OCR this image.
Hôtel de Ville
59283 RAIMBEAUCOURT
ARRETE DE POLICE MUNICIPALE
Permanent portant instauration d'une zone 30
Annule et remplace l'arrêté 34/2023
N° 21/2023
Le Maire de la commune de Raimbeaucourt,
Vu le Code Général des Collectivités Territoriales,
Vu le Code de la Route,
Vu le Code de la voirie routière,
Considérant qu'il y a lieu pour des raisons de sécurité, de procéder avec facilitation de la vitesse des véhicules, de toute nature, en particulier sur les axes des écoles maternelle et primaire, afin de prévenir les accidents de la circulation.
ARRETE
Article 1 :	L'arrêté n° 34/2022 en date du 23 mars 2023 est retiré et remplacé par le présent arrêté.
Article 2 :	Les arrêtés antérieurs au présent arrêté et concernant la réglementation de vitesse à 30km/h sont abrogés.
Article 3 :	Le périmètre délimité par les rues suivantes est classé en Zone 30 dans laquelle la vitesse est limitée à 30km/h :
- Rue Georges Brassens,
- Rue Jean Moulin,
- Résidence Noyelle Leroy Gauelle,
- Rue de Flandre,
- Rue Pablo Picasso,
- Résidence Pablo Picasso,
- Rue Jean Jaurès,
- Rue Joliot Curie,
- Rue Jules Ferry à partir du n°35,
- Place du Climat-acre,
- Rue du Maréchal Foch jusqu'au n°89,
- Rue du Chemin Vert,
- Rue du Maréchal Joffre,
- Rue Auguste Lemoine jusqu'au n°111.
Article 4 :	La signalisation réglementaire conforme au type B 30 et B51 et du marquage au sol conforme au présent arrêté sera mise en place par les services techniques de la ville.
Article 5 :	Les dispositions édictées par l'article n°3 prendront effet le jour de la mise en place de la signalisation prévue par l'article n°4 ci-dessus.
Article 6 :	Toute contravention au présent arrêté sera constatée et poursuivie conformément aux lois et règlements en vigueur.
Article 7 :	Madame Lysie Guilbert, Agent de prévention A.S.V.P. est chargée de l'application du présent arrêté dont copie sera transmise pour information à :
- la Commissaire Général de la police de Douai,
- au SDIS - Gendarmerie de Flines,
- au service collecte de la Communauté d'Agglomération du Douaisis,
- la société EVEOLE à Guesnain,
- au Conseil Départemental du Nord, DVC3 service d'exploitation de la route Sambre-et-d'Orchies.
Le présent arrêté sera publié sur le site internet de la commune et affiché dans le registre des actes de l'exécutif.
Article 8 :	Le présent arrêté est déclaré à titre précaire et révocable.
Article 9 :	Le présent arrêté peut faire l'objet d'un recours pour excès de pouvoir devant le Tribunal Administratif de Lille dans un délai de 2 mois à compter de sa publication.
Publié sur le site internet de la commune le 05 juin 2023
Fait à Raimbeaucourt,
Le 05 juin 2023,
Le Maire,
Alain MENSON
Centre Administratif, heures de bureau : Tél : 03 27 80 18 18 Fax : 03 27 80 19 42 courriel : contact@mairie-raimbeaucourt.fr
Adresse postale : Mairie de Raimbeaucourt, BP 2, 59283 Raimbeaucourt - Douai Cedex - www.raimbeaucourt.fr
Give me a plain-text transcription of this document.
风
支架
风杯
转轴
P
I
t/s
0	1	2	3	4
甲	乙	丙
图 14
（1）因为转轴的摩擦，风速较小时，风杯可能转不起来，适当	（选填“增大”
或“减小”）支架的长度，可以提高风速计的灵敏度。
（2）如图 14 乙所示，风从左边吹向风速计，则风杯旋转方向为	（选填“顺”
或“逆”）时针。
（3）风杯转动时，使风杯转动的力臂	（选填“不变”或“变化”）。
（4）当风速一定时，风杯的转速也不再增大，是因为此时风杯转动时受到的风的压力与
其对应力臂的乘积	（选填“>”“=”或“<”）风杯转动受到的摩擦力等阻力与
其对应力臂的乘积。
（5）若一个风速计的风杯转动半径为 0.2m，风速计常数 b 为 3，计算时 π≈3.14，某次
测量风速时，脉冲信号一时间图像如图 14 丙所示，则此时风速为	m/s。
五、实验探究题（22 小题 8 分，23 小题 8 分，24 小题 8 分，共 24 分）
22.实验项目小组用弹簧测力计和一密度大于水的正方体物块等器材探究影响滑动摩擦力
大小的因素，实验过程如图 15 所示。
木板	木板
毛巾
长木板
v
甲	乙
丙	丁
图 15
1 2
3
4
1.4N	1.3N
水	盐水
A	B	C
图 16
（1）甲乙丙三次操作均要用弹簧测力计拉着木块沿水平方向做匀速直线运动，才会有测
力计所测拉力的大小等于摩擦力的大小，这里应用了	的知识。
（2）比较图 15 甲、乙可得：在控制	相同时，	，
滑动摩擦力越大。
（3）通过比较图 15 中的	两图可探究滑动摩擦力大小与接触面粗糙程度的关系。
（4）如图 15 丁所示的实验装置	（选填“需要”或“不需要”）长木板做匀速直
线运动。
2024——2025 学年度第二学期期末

:: Exercise requirements ::
Repeat the records above in full, character for character.

:: Full response ::
OCR this image.
Hôtel de Ville
59283 RAIMBEAUCOURT
ARRETE DE POLICE MUNICIPALE
Permanent portant instauration d'une zone 30
Annule et remplace l'arrêté 34/2023
N° 21/2023
Le Maire de la commune de Raimbeaucourt,
Vu le Code Général des Collectivités Territoriales,
Vu le Code de la Route,
Vu le Code de la voirie routière,
Considérant qu'il y a lieu pour des raisons de sécurité, de procéder avec facilitation de la vitesse des véhicules, de toute nature, en particulier sur les axes des écoles maternelle et primaire, afin de prévenir les accidents de la circulation.
ARRETE
Article 1 :	L'arrêté n° 34/2022 en date du 23 mars 2023 est retiré et remplacé par le présent arrêté.
Article 2 :	Les arrêtés antérieurs au présent arrêté et concernant la réglementation de vitesse à 30km/h sont abrogés.
Article 3 :	Le périmètre délimité par les rues suivantes est classé en Zone 30 dans laquelle la vitesse est limitée à 30km/h :
- Rue Georges Brassens,
- Rue Jean Moulin,
- Résidence Noyelle Leroy Gauelle,
- Rue de Flandre,
- Rue Pablo Picasso,
- Résidence Pablo Picasso,
- Rue Jean Jaurès,
- Rue Joliot Curie,
- Rue Jules Ferry à partir du n°35,
- Place du Climat-acre,
- Rue du Maréchal Foch jusqu'au n°89,
- Rue du Chemin Vert,
- Rue du Maréchal Joffre,
- Rue Auguste Lemoine jusqu'au n°111.
Article 4 :	La signalisation réglementaire conforme au type B 30 et B51 et du marquage au sol conforme au présent arrêté sera mise en place par les services techniques de la ville.
Article 5 :	Les dispositions édictées par l'article n°3 prendront effet le jour de la mise en place de la signalisation prévue par l'article n°4 ci-dessus.
Article 6 :	Toute contravention au présent arrêté sera constatée et poursuivie conformément aux lois et règlements en vigueur.
Article 7 :	Madame Lysie Guilbert, Agent de prévention A.S.V.P. est chargée de l'application du présent arrêté dont copie sera transmise pour information à :
- la Commissaire Général de la police de Douai,
- au SDIS - Gendarmerie de Flines,
- au service collecte de la Communauté d'Agglomération du Douaisis,
- la société EVEOLE à Guesnain,
- au Conseil Départemental du Nord, DVC3 service d'exploitation de la route Sambre-et-d'Orchies.
Le présent arrêté sera publié sur le site internet de la commune et affiché dans le registre des actes de l'exécutif.
Article 8 :	Le présent arrêté est déclaré à titre précaire et révocable.
Article 9 :	Le présent arrêté peut faire l'objet d'un recours pour excès de pouvoir devant le Tribunal Administratif de Lille dans un délai de 2 mois à compter de sa publication.
Publié sur le site internet de la commune le 05 juin 2023
Fait à Raimbeaucourt,
Le 05 juin 2023,
Le Maire,
Alain MENSON
Centre Administratif, heures de bureau : Tél : 03 27 80 18 18 Fax : 03 27 80 19 42 courriel : contact@mairie-raimbeaucourt.fr
Adresse postale : Mairie de Raimbeaucourt, BP 2, 59283 Raimbeaucourt - Douai Cedex - www.raimbeaucourt.fr
Give me a plain-text transcription of this document.
风
支架
风杯
转轴
P
I
t/s
0	1	2	3	4
甲	乙	丙
图 14
（1）因为转轴的摩擦，风速较小时，风杯可能转不起来，适当	（选填“增大”
或“减小”）支架的长度，可以提高风速计的灵敏度。
（2）如图 14 乙所示，风从左边吹向风速计，则风杯旋转方向为	（选填“顺”
或“逆”）时针。
（3）风杯转动时，使风杯转动的力臂	（选填“不变”或“变化”）。
（4）当风速一定时，风杯的转速也不再增大，是因为此时风杯转动时受到的风的压力与
其对应力臂的乘积	（选填“>”“=”或“<”）风杯转动受到的摩擦力等阻力与
其对应力臂的乘积。
（5）若一个风速计的风杯转动半径为 0.2m，风速计常数 b 为 3，计算时 π≈3.14，某次
测量风速时，脉冲信号一时间图像如图 14 丙所示，则此时风速为	m/s。
五、实验探究题（22 小题 8 分，23 小题 8 分，24 小题 8 分，共 24 分）
22.实验项目小组用弹簧测力计和一密度大于水的正方体物块等器材探究影响滑动摩擦力
大小的因素，实验过程如图 15 所示。
木板	木板
毛巾
长木板
v
甲	乙
丙	丁
图 15
1 2
3
4
1.4N	1.3N
水	盐水
A	B	C
图 16
（1）甲乙丙三次操作均要用弹簧测力计拉着木块沿水平方向做匀速直线运动，才会有测
力计所测拉力的大小等于摩擦力的大小，这里应用了	的知识。
（2）比较图 15 甲、乙可得：在控制	相同时，	，
滑动摩擦力越大。
（3）通过比较图 15 中的	两图可探究滑动摩擦力大小与接触面粗糙程度的关系。
（4）如图 15 丁所示的实验装置	（选填“需要”或“不需要”）长木板做匀速直
线运动。
2024——2025 学年度第二学期期末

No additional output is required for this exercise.